Written task: Look through the lines below and extract any with the word "全国发热门诊".

--- Start Data in this exercise ---

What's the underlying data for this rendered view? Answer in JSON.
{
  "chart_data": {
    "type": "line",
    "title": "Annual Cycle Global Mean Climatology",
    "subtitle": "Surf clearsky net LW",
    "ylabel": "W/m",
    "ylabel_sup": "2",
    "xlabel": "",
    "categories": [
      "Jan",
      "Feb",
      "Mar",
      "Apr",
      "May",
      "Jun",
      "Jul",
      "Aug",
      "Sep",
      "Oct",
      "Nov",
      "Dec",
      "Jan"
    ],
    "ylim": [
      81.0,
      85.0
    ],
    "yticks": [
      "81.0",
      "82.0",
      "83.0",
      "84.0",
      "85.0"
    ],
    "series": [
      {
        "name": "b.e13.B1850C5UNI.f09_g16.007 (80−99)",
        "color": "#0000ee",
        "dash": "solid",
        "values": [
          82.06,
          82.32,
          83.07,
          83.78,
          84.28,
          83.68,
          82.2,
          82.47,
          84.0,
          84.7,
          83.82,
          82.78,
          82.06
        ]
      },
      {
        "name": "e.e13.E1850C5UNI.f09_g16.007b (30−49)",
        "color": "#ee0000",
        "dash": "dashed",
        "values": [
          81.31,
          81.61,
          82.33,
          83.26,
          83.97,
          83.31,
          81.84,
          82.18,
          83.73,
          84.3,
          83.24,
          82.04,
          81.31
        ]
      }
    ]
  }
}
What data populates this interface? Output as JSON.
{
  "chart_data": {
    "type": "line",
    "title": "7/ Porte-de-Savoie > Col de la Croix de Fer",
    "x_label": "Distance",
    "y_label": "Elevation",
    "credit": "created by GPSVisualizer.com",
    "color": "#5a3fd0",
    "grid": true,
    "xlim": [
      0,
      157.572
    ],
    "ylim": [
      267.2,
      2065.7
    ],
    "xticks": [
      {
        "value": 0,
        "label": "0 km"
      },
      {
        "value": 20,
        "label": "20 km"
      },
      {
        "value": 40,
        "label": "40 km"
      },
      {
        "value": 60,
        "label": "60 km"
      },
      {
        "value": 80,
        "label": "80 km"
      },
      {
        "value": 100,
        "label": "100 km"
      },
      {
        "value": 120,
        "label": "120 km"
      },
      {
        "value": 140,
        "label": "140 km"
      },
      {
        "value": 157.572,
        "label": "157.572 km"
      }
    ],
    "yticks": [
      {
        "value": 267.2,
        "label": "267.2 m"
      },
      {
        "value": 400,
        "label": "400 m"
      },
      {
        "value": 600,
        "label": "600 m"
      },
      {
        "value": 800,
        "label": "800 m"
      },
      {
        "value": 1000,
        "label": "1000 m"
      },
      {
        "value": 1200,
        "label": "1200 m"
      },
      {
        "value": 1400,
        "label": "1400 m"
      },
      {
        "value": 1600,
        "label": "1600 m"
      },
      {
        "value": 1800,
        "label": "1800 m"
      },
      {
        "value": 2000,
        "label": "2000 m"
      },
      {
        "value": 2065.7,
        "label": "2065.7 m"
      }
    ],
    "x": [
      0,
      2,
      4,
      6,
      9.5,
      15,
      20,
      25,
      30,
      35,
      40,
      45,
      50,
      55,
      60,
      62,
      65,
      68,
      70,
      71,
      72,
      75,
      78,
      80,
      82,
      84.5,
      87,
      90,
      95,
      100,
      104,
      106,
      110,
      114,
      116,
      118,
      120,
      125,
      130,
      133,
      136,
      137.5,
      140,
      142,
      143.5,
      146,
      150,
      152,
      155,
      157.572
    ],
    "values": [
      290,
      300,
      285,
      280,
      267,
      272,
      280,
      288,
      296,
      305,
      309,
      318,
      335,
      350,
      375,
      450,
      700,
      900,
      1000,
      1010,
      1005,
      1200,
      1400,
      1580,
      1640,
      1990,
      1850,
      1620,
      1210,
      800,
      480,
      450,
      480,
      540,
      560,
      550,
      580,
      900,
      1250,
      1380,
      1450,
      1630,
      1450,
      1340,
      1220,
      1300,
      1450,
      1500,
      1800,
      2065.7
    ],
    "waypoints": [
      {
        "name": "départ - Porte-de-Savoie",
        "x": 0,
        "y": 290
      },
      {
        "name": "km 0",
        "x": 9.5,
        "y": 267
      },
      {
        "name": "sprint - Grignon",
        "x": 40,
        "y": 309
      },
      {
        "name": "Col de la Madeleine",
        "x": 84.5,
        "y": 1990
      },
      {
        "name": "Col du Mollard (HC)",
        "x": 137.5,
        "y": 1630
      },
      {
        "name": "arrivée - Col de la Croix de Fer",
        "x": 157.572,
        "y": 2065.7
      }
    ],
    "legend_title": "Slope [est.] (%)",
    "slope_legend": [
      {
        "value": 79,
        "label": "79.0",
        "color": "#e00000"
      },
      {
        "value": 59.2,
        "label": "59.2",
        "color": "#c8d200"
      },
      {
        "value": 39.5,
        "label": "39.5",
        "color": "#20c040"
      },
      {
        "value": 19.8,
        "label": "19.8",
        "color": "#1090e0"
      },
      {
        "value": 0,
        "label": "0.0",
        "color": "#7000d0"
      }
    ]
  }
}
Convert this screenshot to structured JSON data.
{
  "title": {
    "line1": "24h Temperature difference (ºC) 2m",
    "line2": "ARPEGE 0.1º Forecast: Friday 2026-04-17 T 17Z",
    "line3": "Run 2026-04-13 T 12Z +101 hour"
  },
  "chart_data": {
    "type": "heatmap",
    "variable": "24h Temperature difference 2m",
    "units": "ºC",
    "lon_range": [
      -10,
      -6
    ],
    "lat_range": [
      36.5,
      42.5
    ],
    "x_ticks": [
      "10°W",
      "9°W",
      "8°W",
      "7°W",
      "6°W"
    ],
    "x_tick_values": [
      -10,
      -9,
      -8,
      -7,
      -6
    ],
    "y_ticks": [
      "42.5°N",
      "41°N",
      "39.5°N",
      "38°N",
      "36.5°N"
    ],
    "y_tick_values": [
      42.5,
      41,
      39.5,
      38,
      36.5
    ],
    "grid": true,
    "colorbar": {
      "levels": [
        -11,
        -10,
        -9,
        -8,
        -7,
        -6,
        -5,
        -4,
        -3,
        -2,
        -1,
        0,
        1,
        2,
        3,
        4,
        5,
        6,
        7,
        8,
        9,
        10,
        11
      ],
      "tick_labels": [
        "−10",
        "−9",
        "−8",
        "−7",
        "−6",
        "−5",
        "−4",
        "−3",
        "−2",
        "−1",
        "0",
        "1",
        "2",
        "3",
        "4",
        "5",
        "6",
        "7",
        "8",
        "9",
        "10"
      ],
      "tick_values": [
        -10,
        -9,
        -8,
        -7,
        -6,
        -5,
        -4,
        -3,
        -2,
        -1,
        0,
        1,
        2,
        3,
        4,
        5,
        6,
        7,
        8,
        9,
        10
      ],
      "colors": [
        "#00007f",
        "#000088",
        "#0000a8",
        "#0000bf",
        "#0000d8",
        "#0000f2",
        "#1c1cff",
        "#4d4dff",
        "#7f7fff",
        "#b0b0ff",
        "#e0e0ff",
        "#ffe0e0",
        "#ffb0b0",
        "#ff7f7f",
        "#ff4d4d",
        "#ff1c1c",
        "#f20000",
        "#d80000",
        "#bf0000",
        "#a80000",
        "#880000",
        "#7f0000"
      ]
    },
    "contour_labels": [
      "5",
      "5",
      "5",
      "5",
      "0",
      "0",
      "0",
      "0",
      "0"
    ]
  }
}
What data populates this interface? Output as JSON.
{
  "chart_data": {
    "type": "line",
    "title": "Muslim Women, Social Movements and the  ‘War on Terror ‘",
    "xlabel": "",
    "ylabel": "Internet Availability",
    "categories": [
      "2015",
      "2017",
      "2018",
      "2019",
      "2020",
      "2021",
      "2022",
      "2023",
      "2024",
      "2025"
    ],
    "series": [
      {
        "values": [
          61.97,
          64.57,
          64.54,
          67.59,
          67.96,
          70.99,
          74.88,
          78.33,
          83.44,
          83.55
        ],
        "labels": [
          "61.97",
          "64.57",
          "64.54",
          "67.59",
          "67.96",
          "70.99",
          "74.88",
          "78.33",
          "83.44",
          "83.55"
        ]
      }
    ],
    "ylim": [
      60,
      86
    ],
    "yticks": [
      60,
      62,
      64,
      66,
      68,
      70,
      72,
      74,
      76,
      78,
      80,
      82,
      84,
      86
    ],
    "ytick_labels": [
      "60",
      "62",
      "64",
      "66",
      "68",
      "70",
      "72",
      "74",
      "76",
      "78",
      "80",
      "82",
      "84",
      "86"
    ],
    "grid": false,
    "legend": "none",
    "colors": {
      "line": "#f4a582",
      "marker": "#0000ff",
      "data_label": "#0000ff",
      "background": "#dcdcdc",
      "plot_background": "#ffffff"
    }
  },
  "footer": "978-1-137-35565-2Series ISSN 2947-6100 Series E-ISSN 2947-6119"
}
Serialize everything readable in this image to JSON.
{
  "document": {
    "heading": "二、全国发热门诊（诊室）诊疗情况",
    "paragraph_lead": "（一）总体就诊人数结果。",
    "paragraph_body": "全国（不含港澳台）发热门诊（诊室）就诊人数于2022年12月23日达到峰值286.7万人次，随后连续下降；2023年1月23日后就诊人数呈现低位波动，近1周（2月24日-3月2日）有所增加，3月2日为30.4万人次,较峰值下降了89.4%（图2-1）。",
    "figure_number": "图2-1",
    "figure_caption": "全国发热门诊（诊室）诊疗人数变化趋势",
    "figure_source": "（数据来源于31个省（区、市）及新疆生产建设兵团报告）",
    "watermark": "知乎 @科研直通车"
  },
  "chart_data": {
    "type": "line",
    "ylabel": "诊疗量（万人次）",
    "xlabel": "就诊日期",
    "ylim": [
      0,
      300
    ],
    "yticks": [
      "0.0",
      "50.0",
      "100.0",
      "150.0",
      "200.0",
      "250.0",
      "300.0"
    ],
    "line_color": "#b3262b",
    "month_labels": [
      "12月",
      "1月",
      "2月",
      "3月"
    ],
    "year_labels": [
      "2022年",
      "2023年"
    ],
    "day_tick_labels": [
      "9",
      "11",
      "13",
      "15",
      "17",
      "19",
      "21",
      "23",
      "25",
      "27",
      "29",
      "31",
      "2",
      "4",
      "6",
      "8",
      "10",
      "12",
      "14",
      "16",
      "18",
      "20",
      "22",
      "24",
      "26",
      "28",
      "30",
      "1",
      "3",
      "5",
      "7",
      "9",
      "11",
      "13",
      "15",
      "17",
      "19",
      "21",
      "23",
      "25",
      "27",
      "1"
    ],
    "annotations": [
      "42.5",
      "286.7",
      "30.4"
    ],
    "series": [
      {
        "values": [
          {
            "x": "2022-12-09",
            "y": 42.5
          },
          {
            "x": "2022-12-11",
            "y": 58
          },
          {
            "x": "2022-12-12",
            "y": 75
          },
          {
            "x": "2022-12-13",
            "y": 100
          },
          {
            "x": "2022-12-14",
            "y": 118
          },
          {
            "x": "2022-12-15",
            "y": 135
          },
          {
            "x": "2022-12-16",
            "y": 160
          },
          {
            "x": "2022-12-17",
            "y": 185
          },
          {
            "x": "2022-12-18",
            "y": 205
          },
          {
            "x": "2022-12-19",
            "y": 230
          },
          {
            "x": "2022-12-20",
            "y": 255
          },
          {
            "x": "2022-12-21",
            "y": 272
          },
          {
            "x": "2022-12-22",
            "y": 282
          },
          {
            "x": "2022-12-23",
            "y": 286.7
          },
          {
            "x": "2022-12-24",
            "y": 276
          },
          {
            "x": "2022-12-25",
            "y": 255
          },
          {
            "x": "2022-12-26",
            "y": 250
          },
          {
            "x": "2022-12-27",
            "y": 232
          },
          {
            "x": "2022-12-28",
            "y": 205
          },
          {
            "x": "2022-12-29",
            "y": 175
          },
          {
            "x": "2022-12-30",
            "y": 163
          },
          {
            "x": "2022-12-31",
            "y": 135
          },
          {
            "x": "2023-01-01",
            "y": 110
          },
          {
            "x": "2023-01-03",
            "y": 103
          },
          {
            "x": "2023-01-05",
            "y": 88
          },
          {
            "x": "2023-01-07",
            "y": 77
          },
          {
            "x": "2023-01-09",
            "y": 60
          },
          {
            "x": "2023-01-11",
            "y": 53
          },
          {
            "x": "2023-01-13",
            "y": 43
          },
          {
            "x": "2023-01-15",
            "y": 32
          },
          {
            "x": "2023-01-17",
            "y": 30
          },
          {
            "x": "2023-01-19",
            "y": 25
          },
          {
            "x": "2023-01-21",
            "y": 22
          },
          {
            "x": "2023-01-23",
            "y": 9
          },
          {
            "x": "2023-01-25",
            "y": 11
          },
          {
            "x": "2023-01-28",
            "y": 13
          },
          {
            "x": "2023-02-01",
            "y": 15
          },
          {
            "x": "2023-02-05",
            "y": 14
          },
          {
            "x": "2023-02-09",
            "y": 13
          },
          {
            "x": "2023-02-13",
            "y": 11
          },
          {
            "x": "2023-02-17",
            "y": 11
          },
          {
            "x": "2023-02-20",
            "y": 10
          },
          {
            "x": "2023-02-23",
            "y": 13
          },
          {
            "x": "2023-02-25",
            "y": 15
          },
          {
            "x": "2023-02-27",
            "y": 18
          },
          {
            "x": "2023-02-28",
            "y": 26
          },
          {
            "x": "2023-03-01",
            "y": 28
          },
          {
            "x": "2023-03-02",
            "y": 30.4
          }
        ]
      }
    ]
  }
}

--- End Data in this exercise ---

Response to this task:
    "heading": "二、全国发热门诊（诊室）诊疗情况",
    "figure_caption": "全国发热门诊（诊室）诊疗人数变化趋势",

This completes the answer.